DIRECTION: Copy every line of the records below where the word "based" occurs.

------------------------------

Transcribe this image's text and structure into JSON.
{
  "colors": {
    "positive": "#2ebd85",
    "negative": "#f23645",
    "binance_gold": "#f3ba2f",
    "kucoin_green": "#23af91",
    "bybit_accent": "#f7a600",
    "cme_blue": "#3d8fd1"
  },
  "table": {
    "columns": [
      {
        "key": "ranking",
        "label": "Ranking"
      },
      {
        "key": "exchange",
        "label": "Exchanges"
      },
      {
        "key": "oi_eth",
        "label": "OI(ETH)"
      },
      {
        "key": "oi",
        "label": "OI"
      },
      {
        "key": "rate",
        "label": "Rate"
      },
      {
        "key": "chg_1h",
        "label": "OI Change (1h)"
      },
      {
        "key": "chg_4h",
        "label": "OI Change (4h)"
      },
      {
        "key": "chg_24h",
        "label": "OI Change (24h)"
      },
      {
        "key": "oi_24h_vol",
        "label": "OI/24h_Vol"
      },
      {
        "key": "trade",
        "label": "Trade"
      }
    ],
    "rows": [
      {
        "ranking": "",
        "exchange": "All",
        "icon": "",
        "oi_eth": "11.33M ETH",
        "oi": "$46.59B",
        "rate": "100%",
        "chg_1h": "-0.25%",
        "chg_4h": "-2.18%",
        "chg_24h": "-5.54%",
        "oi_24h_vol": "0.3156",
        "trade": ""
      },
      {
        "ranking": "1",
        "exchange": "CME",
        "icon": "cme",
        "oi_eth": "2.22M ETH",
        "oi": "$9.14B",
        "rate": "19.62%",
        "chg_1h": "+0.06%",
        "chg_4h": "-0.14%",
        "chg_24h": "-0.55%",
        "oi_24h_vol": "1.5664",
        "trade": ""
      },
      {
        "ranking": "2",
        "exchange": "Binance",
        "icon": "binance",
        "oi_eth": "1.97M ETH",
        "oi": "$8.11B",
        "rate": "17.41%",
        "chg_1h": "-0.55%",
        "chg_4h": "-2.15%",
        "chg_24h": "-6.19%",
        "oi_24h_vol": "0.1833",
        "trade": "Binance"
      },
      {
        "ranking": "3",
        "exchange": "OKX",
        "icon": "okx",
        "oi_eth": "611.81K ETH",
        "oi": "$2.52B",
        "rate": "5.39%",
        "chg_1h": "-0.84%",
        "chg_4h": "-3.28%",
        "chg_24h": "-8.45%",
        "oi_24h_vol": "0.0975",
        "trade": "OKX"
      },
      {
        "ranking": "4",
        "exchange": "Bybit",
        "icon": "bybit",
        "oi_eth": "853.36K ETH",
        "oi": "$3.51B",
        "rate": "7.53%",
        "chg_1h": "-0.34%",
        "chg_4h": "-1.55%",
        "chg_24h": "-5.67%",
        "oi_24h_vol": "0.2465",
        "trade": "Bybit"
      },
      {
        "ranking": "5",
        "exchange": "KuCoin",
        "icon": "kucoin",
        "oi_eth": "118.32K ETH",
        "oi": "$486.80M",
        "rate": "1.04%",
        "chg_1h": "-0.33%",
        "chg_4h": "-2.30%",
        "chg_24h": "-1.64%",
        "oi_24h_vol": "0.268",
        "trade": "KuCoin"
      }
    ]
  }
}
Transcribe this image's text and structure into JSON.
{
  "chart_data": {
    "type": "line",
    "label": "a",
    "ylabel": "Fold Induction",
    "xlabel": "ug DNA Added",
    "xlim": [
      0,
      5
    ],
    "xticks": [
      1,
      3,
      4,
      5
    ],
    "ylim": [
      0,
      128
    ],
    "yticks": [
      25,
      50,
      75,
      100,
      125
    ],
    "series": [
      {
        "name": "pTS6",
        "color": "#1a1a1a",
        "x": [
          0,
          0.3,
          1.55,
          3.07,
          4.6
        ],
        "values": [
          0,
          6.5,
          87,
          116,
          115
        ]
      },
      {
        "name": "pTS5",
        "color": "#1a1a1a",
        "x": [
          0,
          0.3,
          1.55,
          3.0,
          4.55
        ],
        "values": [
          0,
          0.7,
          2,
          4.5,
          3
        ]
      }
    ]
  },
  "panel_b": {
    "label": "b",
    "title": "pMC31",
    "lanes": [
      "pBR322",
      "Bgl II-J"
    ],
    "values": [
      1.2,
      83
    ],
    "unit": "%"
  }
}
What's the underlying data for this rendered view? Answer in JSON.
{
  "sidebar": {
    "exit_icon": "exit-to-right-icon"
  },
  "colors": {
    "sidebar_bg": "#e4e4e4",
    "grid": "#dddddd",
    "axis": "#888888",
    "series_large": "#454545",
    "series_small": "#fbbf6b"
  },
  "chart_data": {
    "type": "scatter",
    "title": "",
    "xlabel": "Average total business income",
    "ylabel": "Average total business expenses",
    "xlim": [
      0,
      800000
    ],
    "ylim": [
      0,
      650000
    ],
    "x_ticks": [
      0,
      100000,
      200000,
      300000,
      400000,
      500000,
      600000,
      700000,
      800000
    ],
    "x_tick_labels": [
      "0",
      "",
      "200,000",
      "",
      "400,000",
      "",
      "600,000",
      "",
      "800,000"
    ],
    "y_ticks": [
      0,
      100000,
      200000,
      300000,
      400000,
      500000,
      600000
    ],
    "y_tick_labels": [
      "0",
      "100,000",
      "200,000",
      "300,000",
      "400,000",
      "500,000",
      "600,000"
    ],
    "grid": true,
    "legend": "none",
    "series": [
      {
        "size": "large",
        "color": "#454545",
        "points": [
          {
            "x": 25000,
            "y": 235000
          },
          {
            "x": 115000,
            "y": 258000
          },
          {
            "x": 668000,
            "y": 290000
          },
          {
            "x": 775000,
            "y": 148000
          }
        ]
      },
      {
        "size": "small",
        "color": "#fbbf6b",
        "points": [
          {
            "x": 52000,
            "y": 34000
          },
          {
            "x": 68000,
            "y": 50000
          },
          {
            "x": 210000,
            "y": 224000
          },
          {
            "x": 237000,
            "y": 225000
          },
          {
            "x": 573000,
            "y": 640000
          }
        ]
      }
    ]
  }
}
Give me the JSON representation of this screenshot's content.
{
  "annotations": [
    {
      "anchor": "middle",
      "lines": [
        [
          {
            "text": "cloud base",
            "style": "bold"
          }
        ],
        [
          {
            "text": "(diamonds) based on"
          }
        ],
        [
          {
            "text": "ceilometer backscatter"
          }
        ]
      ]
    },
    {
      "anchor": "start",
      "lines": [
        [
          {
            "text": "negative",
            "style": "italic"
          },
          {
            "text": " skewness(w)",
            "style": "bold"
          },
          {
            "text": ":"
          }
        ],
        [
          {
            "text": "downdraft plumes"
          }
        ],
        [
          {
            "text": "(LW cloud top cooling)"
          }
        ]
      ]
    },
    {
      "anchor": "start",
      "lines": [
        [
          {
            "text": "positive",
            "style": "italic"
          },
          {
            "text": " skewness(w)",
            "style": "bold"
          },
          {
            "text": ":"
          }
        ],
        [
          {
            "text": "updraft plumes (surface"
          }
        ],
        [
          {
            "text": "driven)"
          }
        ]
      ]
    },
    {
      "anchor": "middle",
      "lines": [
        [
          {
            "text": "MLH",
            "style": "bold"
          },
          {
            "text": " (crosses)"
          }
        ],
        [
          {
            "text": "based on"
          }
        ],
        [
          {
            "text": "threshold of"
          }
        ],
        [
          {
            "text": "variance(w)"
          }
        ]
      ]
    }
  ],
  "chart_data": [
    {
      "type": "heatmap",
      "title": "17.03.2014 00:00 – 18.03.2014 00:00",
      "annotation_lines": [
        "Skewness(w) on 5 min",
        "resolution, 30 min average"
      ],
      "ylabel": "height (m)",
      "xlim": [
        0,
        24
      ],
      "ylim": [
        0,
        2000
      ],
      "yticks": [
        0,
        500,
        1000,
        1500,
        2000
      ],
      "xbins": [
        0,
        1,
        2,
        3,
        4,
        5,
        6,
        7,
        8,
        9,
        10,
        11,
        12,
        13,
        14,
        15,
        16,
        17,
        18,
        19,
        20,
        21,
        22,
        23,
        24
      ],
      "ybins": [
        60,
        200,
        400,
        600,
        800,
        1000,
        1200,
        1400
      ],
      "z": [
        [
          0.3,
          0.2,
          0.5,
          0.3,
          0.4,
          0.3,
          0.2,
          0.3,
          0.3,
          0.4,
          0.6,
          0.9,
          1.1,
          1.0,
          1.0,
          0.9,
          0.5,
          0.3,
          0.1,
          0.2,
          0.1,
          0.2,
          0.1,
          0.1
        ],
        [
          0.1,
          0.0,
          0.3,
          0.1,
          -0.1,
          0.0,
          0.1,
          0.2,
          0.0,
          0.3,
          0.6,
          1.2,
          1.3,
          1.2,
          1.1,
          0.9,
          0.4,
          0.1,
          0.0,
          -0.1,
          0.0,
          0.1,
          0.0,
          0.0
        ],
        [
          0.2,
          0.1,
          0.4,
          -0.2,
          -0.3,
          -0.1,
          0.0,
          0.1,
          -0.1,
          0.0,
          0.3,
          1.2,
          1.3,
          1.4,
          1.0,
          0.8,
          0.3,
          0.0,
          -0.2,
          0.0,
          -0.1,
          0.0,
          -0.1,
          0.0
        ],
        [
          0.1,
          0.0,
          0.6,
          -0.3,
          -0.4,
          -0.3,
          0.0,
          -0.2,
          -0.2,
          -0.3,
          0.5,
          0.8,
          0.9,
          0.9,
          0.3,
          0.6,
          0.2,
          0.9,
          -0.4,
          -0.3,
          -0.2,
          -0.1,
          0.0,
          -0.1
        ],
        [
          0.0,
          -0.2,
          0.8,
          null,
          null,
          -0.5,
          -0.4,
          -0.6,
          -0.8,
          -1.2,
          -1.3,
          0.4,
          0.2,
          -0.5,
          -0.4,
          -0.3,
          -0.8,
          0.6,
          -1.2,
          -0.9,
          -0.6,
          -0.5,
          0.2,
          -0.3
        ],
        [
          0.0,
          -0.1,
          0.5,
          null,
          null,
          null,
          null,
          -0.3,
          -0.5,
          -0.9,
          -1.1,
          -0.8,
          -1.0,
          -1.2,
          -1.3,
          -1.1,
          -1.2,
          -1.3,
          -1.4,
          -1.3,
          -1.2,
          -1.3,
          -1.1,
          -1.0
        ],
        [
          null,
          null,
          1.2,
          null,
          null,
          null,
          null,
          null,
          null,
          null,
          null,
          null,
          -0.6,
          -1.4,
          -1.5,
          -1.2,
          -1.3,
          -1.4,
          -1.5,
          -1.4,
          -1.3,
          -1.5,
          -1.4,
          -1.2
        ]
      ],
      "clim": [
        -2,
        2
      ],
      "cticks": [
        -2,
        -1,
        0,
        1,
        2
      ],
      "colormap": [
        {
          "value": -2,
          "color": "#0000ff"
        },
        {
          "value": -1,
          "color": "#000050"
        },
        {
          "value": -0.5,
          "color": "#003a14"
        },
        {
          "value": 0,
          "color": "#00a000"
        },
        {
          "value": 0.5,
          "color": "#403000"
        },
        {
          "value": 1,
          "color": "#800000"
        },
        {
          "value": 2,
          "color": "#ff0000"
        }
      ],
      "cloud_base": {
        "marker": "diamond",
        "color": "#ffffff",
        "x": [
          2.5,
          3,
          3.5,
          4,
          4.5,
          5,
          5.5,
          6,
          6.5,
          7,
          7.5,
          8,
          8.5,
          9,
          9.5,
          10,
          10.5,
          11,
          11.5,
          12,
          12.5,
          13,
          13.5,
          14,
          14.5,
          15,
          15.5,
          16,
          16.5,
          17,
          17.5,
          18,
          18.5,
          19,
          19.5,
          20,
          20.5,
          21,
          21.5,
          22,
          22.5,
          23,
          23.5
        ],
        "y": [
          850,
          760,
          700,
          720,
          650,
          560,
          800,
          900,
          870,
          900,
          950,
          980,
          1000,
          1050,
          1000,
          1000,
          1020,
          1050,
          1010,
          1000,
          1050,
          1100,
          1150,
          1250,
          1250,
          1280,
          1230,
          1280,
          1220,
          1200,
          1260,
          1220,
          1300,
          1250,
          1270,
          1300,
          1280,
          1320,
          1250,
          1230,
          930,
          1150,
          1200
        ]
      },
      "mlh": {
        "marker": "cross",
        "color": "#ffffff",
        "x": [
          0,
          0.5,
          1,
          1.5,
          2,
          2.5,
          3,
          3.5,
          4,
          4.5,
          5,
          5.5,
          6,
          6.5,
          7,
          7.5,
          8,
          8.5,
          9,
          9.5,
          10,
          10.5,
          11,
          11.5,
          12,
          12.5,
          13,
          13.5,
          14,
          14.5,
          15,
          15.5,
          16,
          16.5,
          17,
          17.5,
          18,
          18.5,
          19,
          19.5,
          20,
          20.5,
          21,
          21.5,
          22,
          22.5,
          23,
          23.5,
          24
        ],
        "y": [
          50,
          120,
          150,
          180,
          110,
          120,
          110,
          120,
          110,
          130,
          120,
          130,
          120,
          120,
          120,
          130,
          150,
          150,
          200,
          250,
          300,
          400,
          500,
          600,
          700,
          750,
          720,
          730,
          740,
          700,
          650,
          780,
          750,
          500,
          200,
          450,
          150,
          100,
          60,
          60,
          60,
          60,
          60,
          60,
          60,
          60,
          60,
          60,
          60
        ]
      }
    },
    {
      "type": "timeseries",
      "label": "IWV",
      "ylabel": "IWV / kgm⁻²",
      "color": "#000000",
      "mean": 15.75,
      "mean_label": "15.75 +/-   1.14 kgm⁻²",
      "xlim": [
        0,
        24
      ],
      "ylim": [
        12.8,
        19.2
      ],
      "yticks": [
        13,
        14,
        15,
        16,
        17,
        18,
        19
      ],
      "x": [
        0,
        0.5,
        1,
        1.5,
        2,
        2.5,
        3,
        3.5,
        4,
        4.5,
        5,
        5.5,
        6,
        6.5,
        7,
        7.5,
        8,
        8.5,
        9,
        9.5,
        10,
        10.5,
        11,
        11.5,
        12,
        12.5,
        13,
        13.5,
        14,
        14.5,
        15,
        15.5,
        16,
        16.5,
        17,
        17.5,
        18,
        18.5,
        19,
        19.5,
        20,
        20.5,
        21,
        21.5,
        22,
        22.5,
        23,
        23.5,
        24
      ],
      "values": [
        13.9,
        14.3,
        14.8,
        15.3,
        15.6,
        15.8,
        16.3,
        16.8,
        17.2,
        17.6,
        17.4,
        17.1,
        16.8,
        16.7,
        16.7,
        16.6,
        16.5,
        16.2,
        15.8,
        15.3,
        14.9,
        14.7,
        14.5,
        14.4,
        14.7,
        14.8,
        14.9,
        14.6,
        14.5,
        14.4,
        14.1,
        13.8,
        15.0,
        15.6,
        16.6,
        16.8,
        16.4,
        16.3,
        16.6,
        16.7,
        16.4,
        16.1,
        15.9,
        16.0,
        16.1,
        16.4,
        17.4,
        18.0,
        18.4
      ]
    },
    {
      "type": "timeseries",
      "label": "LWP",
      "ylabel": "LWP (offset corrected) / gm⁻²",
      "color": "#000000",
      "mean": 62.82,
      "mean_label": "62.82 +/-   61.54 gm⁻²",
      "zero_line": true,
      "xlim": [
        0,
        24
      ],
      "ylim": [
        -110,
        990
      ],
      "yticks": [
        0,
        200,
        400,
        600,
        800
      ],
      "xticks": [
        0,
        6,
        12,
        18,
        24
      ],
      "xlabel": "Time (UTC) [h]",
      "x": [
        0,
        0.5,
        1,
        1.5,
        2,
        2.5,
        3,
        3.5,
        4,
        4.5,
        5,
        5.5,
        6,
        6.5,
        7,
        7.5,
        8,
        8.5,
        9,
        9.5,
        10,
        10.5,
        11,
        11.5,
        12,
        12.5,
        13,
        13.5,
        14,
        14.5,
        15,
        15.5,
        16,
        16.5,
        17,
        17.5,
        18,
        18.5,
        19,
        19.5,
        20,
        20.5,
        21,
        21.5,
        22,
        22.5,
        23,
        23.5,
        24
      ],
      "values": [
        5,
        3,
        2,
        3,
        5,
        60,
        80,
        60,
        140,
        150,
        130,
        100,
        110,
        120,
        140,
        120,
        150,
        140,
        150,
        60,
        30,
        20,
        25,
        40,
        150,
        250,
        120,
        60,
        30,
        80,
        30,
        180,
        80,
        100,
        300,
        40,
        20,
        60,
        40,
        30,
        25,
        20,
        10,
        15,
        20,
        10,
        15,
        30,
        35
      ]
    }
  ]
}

------------------------------

RESPONSE TO THIS TASK:
            "text": "(diamonds) based on"
            "text": "based on"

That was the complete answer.